#### [GOAL]
Comb the records below for the string "follow" and copy each line where it turns up.

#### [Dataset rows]
# # # # #

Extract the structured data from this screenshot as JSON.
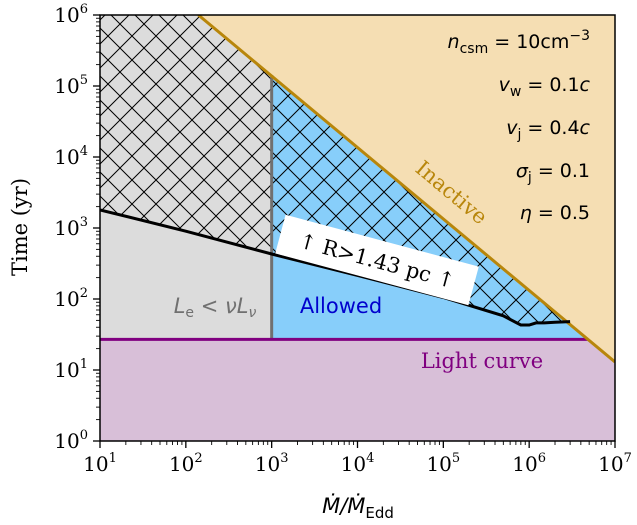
{
  "chart_data": {
    "type": "area",
    "xlabel_main": "Ṁ/Ṁ",
    "xlabel_sub": "Edd",
    "ylabel": "Time (yr)",
    "x_scale": "log",
    "y_scale": "log",
    "xlim": [
      10,
      10000000
    ],
    "ylim": [
      1,
      1000000
    ],
    "x_ticks": [
      {
        "value": 10,
        "base": "10",
        "exp": "1"
      },
      {
        "value": 100,
        "base": "10",
        "exp": "2"
      },
      {
        "value": 1000,
        "base": "10",
        "exp": "3"
      },
      {
        "value": 10000,
        "base": "10",
        "exp": "4"
      },
      {
        "value": 100000,
        "base": "10",
        "exp": "5"
      },
      {
        "value": 1000000,
        "base": "10",
        "exp": "6"
      },
      {
        "value": 10000000,
        "base": "10",
        "exp": "7"
      }
    ],
    "y_ticks": [
      {
        "value": 1,
        "base": "10",
        "exp": "0"
      },
      {
        "value": 10,
        "base": "10",
        "exp": "1"
      },
      {
        "value": 100,
        "base": "10",
        "exp": "2"
      },
      {
        "value": 1000,
        "base": "10",
        "exp": "3"
      },
      {
        "value": 10000,
        "base": "10",
        "exp": "4"
      },
      {
        "value": 100000,
        "base": "10",
        "exp": "5"
      },
      {
        "value": 1000000,
        "base": "10",
        "exp": "6"
      }
    ],
    "regions": {
      "inactive": {
        "label": "Inactive",
        "color": "#f5deb3",
        "edge": "#b8860b",
        "boundary": [
          [
            140,
            1000000
          ],
          [
            10000000,
            13
          ]
        ]
      },
      "light_curve": {
        "label": "Light curve",
        "color": "#d8bfd8",
        "edge": "#800080",
        "t_max": 27
      },
      "cooling": {
        "label_main": "L",
        "label_sub": "e",
        "label_mid": " < νL",
        "label_sub2": "ν",
        "color": "#dcdcdc",
        "edge": "#707070",
        "x_max": 1000
      },
      "allowed": {
        "label": "Allowed",
        "color": "#87cefa",
        "text_color": "#0000cd"
      }
    },
    "radius_curve": {
      "label": "↑ R>1.43 pc ↑",
      "color": "#000000",
      "points": [
        [
          10,
          1800
        ],
        [
          100,
          900
        ],
        [
          1000,
          430
        ],
        [
          10000,
          215
        ],
        [
          100000,
          105
        ],
        [
          500000,
          58
        ],
        [
          800000,
          43
        ],
        [
          1000000,
          43
        ],
        [
          1200000,
          46
        ],
        [
          1500000,
          46
        ],
        [
          2000000,
          47
        ],
        [
          3000000,
          48
        ]
      ]
    },
    "parameters": [
      {
        "symbol": "n",
        "sub": "csm",
        "value": " = 10cm",
        "sup": "−3"
      },
      {
        "symbol": "v",
        "sub": "w",
        "value": " = 0.1",
        "tail": "c"
      },
      {
        "symbol": "v",
        "sub": "j",
        "value": " = 0.4",
        "tail": "c"
      },
      {
        "symbol": "σ",
        "sub": "j",
        "value": " = 0.1"
      },
      {
        "symbol": "η",
        "sub": "",
        "value": " = 0.5"
      }
    ]
  }
}
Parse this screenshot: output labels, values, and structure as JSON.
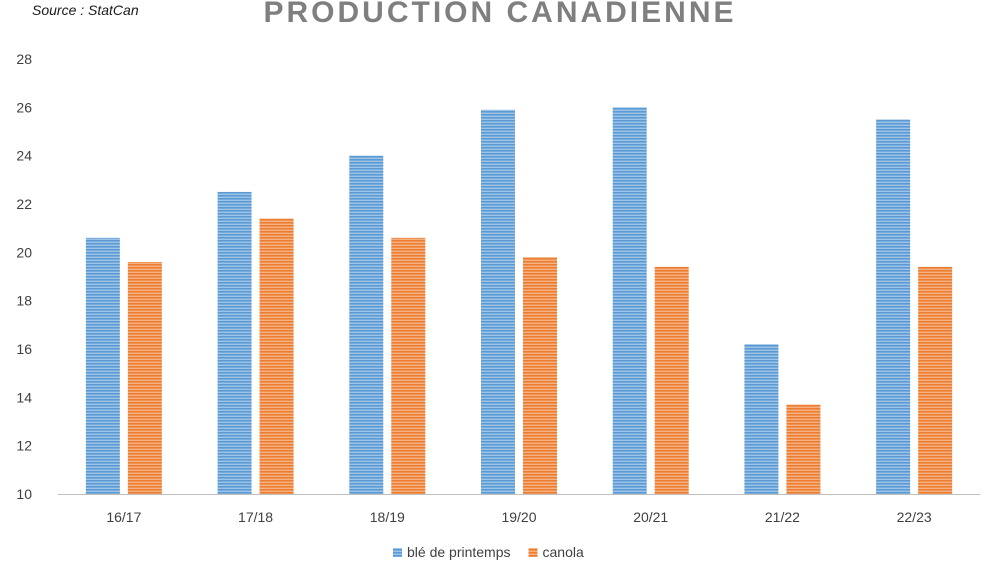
{
  "source_note": "Source : StatCan",
  "chart_data": {
    "type": "bar",
    "title": "PRODUCTION CANADIENNE",
    "xlabel": "",
    "ylabel": "",
    "categories": [
      "16/17",
      "17/18",
      "18/19",
      "19/20",
      "20/21",
      "21/22",
      "22/23"
    ],
    "series": [
      {
        "name": "blé de printemps",
        "color": "#5b9bd5",
        "values": [
          20.6,
          22.5,
          24.0,
          25.9,
          26.0,
          16.2,
          25.5
        ]
      },
      {
        "name": "canola",
        "color": "#ed7d31",
        "values": [
          19.6,
          21.4,
          20.6,
          19.8,
          19.4,
          13.7,
          19.4
        ]
      }
    ],
    "ylim": [
      10,
      28
    ],
    "yticks": [
      10,
      12,
      14,
      16,
      18,
      20,
      22,
      24,
      26,
      28
    ],
    "grid": false,
    "legend_position": "bottom"
  }
}
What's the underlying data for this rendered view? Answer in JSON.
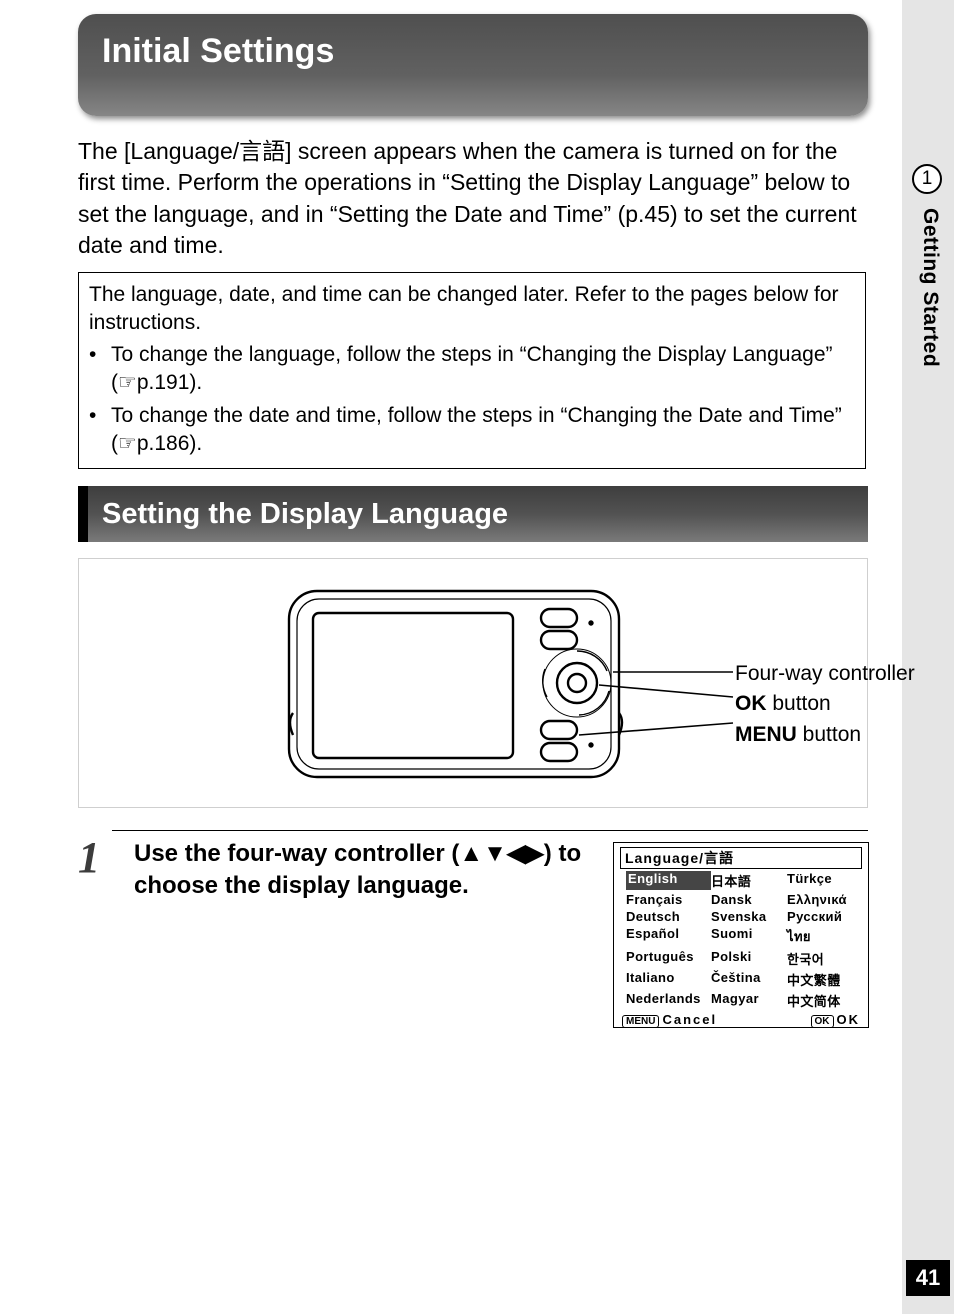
{
  "title_banner": "Initial Settings",
  "intro_text": "The [Language/言語] screen appears when the camera is turned on for the first time. Perform the operations in “Setting the Display Language” below to set the language, and in “Setting the Date and Time” (p.45) to set the current date and time.",
  "infobox": {
    "lead": "The language, date, and time can be changed later. Refer to the pages below for instructions.",
    "bullets": [
      "To change the language, follow the steps in “Changing the Display Language” (☞p.191).",
      "To change the date and time, follow the steps in “Changing the Date and Time” (☞p.186)."
    ]
  },
  "section_heading": "Setting the Display Language",
  "callouts": {
    "fourway": "Four-way controller",
    "ok_bold": "OK",
    "ok_rest": " button",
    "menu_bold": "MENU",
    "menu_rest": " button"
  },
  "step": {
    "number": "1",
    "text": "Use the four-way controller (▲▼◀▶) to choose the display language."
  },
  "lcd": {
    "title": "Language/言語",
    "columns": [
      [
        "English",
        "Français",
        "Deutsch",
        "Español",
        "Português",
        "Italiano",
        "Nederlands"
      ],
      [
        "日本語",
        "Dansk",
        "Svenska",
        "Suomi",
        "Polski",
        "Čeština",
        "Magyar"
      ],
      [
        "Türkçe",
        "Ελληνικά",
        "Русский",
        "ไทย",
        "한국어",
        "中文繁體",
        "中文简体"
      ]
    ],
    "selected": "English",
    "footer_left_btn": "MENU",
    "footer_left": "Cancel",
    "footer_right_btn": "OK",
    "footer_right": "OK"
  },
  "side": {
    "chapter_number": "1",
    "chapter_label": "Getting Started"
  },
  "page_number": "41",
  "colors": {
    "banner_gradient_top": "#4f4f4f",
    "banner_gradient_bottom": "#868686",
    "section_gradient_top": "#3e3e3e",
    "section_gradient_bottom": "#7a7a7a",
    "side_tab_bg": "#e5e5e5",
    "lcd_selected_bg": "#454545",
    "page_badge_bg": "#000000"
  }
}
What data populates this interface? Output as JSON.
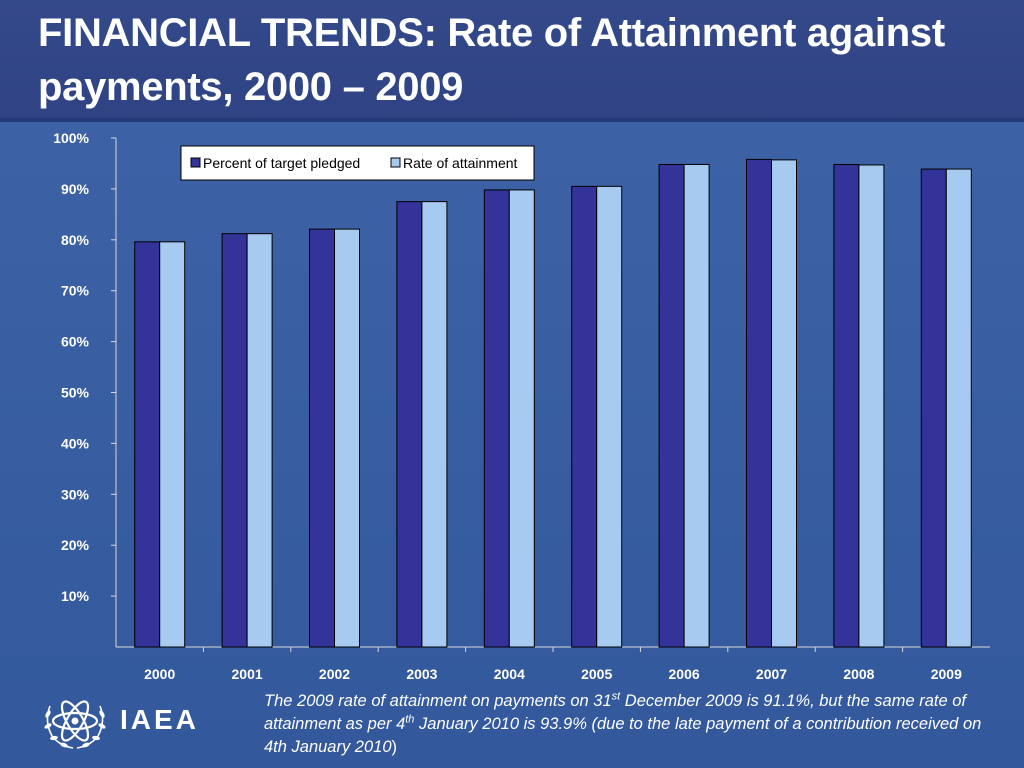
{
  "slide": {
    "title": "FINANCIAL TRENDS: Rate of Attainment against payments, 2000 – 2009",
    "logo_text": "IAEA",
    "footnote": {
      "p1": "The 2009 rate of attainment on payments on 31",
      "s1": "st",
      "p2": " December 2009 is 91.1%, but the same rate of attainment as per 4",
      "s2": "th",
      "p3": " January 2010 is 93.9% (due to the late payment of a contribution received on 4th January 2010",
      "p4": ")"
    },
    "icons": {
      "logo": "atom-olive-wreath-icon"
    }
  },
  "chart_data": {
    "type": "bar",
    "categories": [
      "2000",
      "2001",
      "2002",
      "2003",
      "2004",
      "2005",
      "2006",
      "2007",
      "2008",
      "2009"
    ],
    "series": [
      {
        "name": "Percent of target pledged",
        "color": "#333399",
        "values": [
          79.6,
          81.2,
          82.1,
          87.5,
          89.8,
          90.5,
          94.8,
          95.8,
          94.8,
          93.9
        ]
      },
      {
        "name": "Rate of attainment",
        "color": "#a6caf0",
        "values": [
          79.6,
          81.2,
          82.1,
          87.5,
          89.8,
          90.5,
          94.8,
          95.7,
          94.7,
          93.9
        ]
      }
    ],
    "ylim": [
      0,
      100
    ],
    "yticks": [
      "10%",
      "20%",
      "30%",
      "40%",
      "50%",
      "60%",
      "70%",
      "80%",
      "90%",
      "100%"
    ],
    "grid": false,
    "legend": "top-inside",
    "title": "",
    "xlabel": "",
    "ylabel": ""
  }
}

# # # # #

#### [EXERCISE SOLUTION]
      "To change the language, follow the steps in “Changing the Display Language” (☞p.191).",
      "To change the date and time, follow the steps in “Changing the Date and Time” (☞p.186)."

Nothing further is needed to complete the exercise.